### Aim:
Which lines below hold the word "verzonden"? Report each one.

### Dataset content:
========
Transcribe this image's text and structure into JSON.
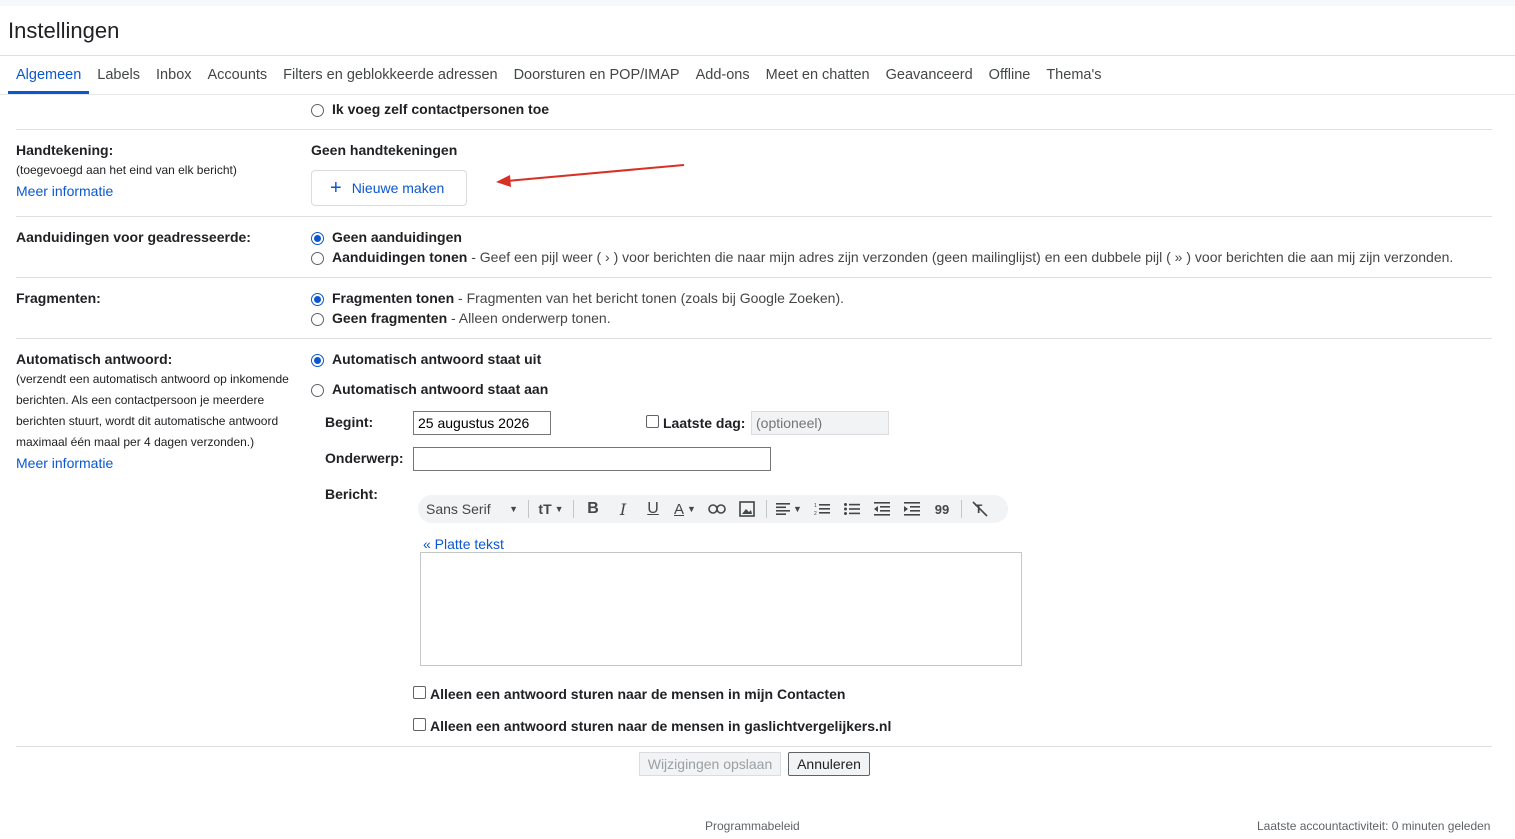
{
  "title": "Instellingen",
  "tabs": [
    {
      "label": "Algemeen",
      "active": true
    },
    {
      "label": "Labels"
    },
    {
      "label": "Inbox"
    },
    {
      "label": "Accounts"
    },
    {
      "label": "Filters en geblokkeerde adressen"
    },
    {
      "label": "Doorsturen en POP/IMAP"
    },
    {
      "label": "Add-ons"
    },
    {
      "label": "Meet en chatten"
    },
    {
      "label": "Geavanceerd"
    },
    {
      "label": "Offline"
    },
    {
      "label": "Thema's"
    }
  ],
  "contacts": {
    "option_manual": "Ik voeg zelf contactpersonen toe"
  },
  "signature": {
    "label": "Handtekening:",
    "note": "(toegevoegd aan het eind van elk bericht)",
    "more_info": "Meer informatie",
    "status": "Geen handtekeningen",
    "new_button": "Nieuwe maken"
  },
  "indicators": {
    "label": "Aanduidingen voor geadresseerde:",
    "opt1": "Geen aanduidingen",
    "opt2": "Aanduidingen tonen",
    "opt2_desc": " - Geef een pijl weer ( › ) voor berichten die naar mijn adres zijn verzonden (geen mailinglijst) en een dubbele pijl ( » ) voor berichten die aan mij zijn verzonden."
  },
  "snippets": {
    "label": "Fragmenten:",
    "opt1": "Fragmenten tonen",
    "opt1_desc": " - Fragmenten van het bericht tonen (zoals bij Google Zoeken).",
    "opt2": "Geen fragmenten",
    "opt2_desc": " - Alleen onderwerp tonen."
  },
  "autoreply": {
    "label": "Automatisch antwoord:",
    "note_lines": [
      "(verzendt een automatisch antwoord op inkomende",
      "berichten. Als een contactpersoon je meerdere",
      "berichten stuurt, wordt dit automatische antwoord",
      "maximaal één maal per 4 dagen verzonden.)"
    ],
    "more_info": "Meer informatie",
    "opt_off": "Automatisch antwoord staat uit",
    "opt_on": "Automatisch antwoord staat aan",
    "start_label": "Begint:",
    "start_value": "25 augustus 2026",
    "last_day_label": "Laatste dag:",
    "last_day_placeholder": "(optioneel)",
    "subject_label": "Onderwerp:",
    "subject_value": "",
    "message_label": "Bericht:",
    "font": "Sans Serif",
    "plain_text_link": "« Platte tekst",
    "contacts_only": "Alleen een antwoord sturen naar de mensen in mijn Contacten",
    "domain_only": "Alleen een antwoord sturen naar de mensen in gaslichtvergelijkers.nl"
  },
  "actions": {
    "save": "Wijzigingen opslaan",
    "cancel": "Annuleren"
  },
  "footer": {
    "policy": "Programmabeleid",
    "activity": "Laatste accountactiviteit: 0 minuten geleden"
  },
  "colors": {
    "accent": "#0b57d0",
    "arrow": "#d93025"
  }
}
========
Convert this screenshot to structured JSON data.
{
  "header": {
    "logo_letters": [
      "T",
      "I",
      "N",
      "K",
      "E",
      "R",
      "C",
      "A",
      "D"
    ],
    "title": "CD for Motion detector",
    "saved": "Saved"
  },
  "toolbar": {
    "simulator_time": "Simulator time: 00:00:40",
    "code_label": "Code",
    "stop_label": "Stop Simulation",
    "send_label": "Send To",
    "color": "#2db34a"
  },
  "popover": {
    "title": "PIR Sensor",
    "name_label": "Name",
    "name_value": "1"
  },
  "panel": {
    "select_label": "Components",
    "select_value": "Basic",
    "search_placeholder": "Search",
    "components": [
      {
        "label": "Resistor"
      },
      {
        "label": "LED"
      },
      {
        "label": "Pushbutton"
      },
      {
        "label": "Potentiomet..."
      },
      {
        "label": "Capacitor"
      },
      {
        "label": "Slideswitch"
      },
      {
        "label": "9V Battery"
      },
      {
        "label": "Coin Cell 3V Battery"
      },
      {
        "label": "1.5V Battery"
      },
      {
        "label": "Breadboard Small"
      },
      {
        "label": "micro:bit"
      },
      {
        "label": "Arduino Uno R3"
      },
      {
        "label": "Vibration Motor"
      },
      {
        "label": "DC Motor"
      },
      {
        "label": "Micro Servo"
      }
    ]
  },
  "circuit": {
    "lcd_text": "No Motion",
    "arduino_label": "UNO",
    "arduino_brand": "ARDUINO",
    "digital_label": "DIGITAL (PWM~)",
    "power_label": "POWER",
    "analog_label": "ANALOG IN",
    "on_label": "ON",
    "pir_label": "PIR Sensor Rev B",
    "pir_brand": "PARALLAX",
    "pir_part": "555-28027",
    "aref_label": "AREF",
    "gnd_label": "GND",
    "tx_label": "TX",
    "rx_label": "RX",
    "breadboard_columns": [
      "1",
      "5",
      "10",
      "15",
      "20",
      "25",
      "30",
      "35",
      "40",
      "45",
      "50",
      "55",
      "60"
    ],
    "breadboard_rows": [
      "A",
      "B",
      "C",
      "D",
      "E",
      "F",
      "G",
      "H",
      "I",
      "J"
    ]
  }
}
========
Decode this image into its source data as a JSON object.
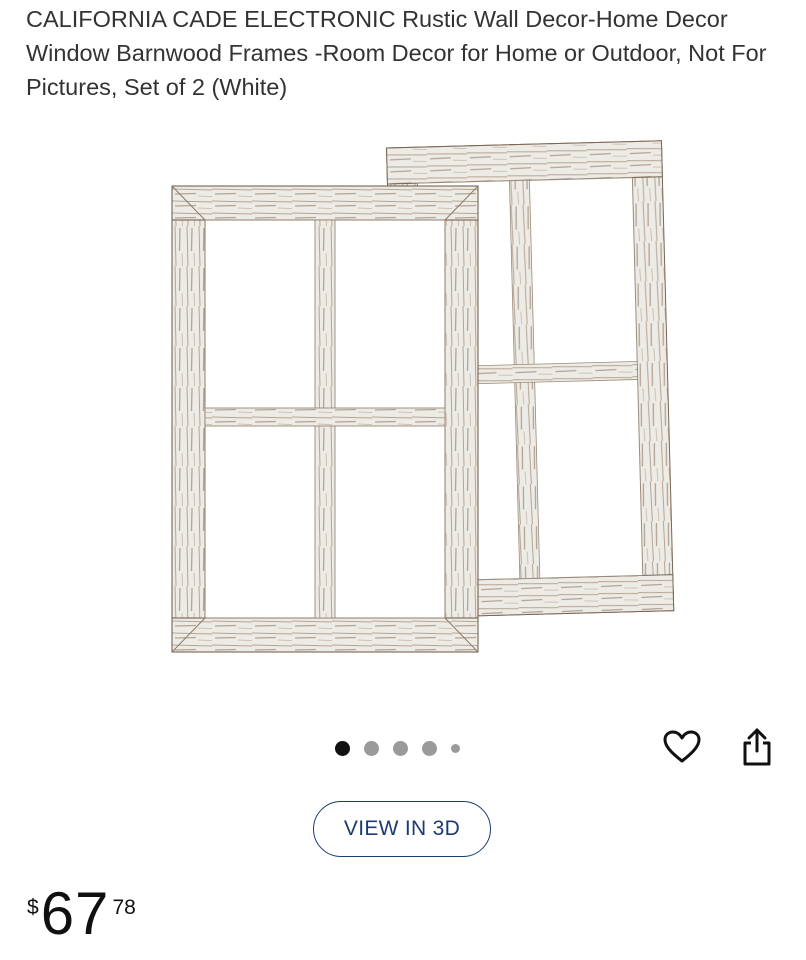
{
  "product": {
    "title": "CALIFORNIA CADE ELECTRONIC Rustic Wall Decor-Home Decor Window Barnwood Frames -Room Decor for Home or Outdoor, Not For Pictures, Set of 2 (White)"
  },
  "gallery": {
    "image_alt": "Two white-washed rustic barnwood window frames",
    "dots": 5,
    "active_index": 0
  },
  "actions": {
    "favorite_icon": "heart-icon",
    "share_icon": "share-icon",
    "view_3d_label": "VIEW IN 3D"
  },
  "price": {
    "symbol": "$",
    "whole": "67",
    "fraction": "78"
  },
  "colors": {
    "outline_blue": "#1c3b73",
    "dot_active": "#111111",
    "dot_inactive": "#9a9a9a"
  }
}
========
### Result:
    "opt2_desc": " - Geef een pijl weer ( › ) voor berichten die naar mijn adres zijn verzonden (geen mailinglijst) en een dubbele pijl ( » ) voor berichten die aan mij zijn verzonden."
      "maximaal één maal per 4 dagen verzonden.)"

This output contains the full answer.